- TASK
Provide the count of lines that hold "this" and no other output.

- PROVIDED DATA

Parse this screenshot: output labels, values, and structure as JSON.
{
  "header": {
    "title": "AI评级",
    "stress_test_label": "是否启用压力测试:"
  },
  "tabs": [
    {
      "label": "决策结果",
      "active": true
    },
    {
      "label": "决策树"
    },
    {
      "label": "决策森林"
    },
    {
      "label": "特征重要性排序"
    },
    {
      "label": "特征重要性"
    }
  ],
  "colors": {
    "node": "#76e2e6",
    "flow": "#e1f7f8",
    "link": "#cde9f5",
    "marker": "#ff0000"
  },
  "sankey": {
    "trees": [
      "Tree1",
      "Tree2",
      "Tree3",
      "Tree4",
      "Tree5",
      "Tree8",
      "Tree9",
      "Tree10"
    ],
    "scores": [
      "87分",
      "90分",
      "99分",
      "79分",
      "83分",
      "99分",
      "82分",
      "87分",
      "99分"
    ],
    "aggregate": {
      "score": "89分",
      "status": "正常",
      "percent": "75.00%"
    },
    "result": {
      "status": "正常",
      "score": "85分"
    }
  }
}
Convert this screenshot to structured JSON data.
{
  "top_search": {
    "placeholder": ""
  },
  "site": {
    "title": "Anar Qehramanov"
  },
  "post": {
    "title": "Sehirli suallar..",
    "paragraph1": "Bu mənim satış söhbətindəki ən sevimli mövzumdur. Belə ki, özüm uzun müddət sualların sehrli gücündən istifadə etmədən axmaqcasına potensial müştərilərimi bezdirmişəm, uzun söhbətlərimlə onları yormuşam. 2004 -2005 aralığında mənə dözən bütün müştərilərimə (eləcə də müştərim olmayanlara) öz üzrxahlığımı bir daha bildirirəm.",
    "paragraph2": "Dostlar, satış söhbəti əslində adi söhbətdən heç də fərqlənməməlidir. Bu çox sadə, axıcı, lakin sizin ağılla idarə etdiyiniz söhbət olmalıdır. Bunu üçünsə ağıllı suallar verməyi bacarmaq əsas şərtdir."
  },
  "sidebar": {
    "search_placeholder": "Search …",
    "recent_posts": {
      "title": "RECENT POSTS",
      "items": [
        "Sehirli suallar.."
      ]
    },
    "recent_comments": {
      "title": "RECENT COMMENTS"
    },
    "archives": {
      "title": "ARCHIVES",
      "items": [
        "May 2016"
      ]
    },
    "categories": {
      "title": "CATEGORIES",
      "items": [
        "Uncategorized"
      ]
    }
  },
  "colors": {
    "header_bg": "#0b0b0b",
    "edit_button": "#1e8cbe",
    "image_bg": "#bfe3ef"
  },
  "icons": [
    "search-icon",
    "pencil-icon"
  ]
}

- SOLUTION TO THE EXERCISE
2